Provided data ->
•••
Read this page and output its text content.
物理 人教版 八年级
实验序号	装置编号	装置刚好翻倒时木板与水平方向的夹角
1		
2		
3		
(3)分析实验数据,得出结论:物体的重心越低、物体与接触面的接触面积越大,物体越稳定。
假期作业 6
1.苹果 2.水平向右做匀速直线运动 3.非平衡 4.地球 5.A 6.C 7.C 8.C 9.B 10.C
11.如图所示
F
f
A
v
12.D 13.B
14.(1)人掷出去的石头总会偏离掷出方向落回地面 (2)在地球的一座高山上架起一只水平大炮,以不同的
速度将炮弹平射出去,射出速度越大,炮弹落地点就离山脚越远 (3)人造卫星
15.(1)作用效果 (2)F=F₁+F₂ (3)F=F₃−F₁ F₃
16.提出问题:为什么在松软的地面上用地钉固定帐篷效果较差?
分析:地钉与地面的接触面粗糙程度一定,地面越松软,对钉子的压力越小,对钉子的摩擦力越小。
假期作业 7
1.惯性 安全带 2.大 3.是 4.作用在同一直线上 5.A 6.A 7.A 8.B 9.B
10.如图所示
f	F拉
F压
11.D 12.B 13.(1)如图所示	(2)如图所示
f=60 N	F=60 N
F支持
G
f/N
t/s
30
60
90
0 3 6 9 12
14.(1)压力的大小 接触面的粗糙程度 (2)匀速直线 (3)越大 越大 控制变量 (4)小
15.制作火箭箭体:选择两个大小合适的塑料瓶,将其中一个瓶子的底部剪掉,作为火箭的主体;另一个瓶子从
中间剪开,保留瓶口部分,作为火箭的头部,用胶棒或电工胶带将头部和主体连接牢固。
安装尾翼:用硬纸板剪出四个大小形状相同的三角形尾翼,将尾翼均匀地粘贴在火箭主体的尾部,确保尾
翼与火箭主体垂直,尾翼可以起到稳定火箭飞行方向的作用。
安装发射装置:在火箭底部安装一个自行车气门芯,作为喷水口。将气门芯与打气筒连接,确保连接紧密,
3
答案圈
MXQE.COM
•••
Exercise instructions ->
Reproduce each entry exactly, leaving out nothing.

Exercise solution ->
Read this page and output its text content.
物理 人教版 八年级
实验序号	装置编号	装置刚好翻倒时木板与水平方向的夹角
1		
2		
3		
(3)分析实验数据,得出结论:物体的重心越低、物体与接触面的接触面积越大,物体越稳定。
假期作业 6
1.苹果 2.水平向右做匀速直线运动 3.非平衡 4.地球 5.A 6.C 7.C 8.C 9.B 10.C
11.如图所示
F
f
A
v
12.D 13.B
14.(1)人掷出去的石头总会偏离掷出方向落回地面 (2)在地球的一座高山上架起一只水平大炮,以不同的
速度将炮弹平射出去,射出速度越大,炮弹落地点就离山脚越远 (3)人造卫星
15.(1)作用效果 (2)F=F₁+F₂ (3)F=F₃−F₁ F₃
16.提出问题:为什么在松软的地面上用地钉固定帐篷效果较差?
分析:地钉与地面的接触面粗糙程度一定,地面越松软,对钉子的压力越小,对钉子的摩擦力越小。
假期作业 7
1.惯性 安全带 2.大 3.是 4.作用在同一直线上 5.A 6.A 7.A 8.B 9.B
10.如图所示
f	F拉
F压
11.D 12.B 13.(1)如图所示	(2)如图所示
f=60 N	F=60 N
F支持
G
f/N
t/s
30
60
90
0 3 6 9 12
14.(1)压力的大小 接触面的粗糙程度 (2)匀速直线 (3)越大 越大 控制变量 (4)小
15.制作火箭箭体:选择两个大小合适的塑料瓶,将其中一个瓶子的底部剪掉,作为火箭的主体;另一个瓶子从
中间剪开,保留瓶口部分,作为火箭的头部,用胶棒或电工胶带将头部和主体连接牢固。
安装尾翼:用硬纸板剪出四个大小形状相同的三角形尾翼,将尾翼均匀地粘贴在火箭主体的尾部,确保尾
翼与火箭主体垂直,尾翼可以起到稳定火箭飞行方向的作用。
安装发射装置:在火箭底部安装一个自行车气门芯,作为喷水口。将气门芯与打气筒连接,确保连接紧密,
3
答案圈
MXQE.COM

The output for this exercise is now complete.